§ **EXERCISE TASKS**
1. According to the qsort advisory, which glibc versions are affected by the memory corruption?
2. From the qsort advisory, return the passage starting at "- nontransitive comparison" and ending at "this memory corruption.".
═══ SELECTED TEXT ═══
To patch these out-of-bounds memory accesses in _quicksort(), a simple
check "tmp_ptr > base_ptr &&" can be added in front of the cmp() call at
line 227 (of course this does not magically result in a correctly sorted
array if cmp() is nontransitive, but at least it does not result in a
memory corruption anymore).

In fact, while drafting this advisory, we discovered that such a check
("tmp_ptr != base_ptr &&") has already been added to the glibc's master
branch (which will become glibc 2.39 in February 2024), by the following
commit ("stdlib: Fix array bounds protection in insertion sort phase of
qsort"):

https://sourceware.org/git?p=glibc.git;a=commit;h=b9390ba93676c4b1e87e218af5e7e4bb596312ac

Indeed, the glibc developers have recently refactored qsort() and
replaced the merge sort (and its fallback to quick sort) with an
introspective sort (a combination of quick sort, heap sort, and
insertion sort):

https://en.wikipedia.org/wiki/Introsort
https://sourceware.org/pipermail/libc-alpha/2023-October/151907.html

During this refactoring, the glibc developers have proactively
discovered (and patched) the out-of-bounds memory accesses in the
insertion sort (probably because these out-of-bounds memory accesses
became directly exposed to the misbehavior of nontransitive comparison
functions, instead of being safely hidden behind a malloc() failure in
the merge sort).

Last-minute note: in January 2024, the glibc developers have reverted
this refactoring of qsort(), back to the original merge sort, plus a
fallback to heap sort instead of quick sort; for more information:

https://sourceware.org/pipermail/libc-alpha/2024-January/154051.html


========================================================================
Discussion
========================================================================

We have not tried to find a vulnerable program (i.e., a program that
uses a nontransitive comparison function to qsort() attacker-controlled
elements); however, vulnerable programs are certain to exist in the real
world:

- calls to qsort() are extremely common;

- nontransitive comparison functions are also common;

- all glibc versions from at least September 1992 (glibc 1.04, the first
version that we could find online) to the current release (glibc 2.38)
are affected by this memory corruption.
═══ SUPPLIED DATA ═══
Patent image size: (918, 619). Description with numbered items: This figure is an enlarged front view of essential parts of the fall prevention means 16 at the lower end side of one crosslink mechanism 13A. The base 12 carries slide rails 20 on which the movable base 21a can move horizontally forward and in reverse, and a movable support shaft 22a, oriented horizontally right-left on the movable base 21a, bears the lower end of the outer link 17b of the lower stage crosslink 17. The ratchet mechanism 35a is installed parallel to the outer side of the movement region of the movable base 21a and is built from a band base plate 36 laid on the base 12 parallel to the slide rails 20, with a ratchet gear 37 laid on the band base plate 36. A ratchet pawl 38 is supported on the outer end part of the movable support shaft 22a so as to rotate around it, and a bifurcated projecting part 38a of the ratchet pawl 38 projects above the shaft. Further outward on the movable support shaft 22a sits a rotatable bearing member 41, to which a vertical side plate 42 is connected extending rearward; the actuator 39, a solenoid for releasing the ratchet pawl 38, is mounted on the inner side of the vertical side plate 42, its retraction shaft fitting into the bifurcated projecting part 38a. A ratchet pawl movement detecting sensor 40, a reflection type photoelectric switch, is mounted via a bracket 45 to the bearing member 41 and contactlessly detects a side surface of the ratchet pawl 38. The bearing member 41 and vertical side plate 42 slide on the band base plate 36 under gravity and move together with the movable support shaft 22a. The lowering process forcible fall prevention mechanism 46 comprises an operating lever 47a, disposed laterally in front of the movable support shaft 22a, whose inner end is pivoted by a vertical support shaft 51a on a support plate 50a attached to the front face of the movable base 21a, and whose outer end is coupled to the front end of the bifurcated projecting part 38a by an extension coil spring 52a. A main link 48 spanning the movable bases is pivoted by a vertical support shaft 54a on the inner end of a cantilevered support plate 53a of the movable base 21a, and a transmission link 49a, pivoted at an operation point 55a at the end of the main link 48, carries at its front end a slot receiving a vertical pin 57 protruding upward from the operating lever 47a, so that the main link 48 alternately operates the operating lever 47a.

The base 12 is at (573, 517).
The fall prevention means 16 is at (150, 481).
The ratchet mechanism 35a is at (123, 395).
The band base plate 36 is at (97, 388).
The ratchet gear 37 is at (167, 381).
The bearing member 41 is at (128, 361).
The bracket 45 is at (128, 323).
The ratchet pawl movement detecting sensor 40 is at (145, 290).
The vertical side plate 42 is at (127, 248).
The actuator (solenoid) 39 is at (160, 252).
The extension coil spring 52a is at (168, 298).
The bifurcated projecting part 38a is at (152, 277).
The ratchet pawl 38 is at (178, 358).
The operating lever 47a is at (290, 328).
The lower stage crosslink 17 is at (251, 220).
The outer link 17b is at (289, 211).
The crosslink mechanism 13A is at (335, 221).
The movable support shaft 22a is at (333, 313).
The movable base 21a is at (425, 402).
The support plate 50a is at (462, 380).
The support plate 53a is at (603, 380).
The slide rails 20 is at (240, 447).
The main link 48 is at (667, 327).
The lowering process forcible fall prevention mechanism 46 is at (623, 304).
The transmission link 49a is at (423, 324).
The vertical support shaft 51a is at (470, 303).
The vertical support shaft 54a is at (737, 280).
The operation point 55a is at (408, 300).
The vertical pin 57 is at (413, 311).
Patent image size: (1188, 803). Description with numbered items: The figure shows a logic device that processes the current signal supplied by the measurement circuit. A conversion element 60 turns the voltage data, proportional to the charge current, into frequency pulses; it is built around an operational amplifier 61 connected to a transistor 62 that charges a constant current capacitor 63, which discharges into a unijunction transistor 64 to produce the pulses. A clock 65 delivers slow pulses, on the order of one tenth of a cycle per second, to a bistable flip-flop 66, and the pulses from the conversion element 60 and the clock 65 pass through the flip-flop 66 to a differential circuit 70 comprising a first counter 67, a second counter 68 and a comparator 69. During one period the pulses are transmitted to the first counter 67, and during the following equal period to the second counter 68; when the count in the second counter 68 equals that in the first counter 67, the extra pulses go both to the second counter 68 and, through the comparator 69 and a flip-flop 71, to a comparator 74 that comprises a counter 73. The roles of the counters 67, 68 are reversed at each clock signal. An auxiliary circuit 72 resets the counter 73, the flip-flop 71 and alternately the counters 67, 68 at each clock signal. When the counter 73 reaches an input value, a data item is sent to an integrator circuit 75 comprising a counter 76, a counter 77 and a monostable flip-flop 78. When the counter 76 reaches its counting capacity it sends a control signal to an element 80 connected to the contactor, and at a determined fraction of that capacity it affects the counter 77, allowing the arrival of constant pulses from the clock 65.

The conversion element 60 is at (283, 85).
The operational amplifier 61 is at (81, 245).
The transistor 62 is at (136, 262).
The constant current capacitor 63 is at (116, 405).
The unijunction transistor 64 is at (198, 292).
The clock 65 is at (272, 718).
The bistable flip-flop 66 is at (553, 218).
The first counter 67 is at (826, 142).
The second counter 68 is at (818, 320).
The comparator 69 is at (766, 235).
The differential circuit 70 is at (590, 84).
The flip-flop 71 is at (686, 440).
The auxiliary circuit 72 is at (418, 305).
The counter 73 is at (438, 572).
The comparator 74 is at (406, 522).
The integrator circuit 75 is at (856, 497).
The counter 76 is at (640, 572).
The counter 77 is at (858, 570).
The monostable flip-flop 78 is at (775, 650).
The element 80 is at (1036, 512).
═══
§ **OUTPUTS FOR THE TASKS**
1. All versions from at least September 1992 (glibc 1.04) to the current release, glibc 2.38.

2.
- nontransitive comparison functions are also common;

- all glibc versions from at least September 1992 (glibc 1.04, the first
version that we could find online) to the current release (glibc 2.38)
are affected by this memory corruption.